◆ Brief
Wherever the string "communication" appears in a line, extract that line.

◆ Dataset rows
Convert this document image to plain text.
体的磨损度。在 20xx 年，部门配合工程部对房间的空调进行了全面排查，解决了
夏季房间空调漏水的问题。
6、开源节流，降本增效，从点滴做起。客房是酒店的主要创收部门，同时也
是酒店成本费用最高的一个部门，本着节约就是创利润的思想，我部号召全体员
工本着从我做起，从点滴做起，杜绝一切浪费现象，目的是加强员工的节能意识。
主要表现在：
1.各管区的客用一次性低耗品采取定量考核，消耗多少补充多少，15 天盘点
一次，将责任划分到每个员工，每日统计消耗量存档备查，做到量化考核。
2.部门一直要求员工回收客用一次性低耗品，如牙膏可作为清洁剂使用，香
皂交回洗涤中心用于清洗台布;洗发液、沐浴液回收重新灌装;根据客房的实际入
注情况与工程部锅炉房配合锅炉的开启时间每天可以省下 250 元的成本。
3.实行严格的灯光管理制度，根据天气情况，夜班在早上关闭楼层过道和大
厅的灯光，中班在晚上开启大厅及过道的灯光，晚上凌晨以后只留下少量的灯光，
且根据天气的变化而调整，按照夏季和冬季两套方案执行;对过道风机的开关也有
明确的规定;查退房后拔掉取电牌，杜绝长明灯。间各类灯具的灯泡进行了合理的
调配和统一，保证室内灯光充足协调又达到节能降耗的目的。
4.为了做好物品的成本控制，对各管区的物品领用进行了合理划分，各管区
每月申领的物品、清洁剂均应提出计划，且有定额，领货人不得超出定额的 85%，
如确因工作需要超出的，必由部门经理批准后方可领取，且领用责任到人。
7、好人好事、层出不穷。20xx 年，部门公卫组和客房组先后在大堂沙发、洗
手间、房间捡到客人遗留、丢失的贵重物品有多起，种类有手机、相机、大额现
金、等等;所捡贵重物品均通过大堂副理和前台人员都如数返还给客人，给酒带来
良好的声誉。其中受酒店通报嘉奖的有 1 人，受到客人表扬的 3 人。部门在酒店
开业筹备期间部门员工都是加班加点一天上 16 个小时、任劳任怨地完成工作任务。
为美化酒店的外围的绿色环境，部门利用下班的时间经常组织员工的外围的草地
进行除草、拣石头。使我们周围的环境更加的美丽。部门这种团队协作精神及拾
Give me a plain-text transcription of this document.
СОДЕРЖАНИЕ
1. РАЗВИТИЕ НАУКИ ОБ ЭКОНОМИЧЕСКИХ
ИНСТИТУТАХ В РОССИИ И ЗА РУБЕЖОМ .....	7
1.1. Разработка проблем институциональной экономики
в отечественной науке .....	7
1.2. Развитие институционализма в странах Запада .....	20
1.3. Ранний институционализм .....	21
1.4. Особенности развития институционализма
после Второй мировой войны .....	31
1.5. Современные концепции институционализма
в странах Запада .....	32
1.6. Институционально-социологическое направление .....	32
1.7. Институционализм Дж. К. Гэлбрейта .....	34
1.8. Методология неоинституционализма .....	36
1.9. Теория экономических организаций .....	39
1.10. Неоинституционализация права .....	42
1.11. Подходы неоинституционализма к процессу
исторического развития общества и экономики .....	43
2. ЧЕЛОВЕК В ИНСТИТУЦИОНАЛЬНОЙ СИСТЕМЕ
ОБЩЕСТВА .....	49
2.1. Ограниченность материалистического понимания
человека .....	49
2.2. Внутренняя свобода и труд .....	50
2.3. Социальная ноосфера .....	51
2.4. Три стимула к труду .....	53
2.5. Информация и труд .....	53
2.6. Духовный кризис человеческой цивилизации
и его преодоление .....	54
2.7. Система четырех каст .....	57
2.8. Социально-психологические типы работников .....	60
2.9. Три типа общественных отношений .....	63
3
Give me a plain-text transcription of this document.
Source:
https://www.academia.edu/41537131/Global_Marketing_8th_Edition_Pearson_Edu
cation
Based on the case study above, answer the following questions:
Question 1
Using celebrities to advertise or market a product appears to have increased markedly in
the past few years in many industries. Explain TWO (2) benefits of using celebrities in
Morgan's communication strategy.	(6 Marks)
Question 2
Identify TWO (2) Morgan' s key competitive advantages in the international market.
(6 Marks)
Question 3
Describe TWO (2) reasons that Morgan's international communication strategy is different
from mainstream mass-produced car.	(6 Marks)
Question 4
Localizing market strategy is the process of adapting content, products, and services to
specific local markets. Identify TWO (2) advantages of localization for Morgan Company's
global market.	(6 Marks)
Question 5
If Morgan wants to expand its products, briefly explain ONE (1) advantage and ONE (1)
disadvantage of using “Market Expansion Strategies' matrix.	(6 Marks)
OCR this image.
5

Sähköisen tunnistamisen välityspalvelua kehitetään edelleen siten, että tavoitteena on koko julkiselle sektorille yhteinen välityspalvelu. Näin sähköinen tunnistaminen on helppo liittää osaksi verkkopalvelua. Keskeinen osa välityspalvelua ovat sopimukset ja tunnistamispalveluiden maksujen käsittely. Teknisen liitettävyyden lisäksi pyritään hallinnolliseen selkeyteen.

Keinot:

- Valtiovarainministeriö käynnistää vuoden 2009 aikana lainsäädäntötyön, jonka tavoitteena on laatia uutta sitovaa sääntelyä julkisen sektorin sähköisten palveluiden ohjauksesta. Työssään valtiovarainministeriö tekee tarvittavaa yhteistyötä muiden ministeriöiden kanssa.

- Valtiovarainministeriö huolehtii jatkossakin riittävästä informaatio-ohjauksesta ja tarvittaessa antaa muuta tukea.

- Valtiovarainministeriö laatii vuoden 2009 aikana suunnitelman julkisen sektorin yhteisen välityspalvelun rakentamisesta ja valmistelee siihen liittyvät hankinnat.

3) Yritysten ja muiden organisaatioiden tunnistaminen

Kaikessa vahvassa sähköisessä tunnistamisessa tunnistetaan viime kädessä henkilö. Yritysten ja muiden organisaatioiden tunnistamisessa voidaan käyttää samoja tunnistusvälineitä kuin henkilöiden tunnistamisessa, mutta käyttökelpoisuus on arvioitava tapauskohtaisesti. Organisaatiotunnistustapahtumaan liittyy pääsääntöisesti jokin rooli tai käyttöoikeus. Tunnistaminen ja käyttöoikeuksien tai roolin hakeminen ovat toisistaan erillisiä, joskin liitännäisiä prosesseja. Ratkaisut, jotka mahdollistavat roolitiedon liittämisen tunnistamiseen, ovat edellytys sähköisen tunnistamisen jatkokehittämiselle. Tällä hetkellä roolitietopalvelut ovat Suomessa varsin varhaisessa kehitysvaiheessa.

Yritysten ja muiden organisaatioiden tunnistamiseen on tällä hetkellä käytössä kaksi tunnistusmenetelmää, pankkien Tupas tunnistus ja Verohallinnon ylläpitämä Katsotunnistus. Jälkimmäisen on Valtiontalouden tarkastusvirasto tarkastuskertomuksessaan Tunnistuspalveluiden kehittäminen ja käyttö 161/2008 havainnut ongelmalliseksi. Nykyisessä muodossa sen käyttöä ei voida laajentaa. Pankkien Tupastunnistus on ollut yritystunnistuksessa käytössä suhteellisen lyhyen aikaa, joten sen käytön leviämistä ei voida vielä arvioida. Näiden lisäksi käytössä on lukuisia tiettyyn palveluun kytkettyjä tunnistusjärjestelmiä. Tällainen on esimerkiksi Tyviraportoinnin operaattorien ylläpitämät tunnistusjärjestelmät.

◆ The result
Morgan's communication strategy.	(6 Marks)
Describe TWO (2) reasons that Morgan's international communication strategy is different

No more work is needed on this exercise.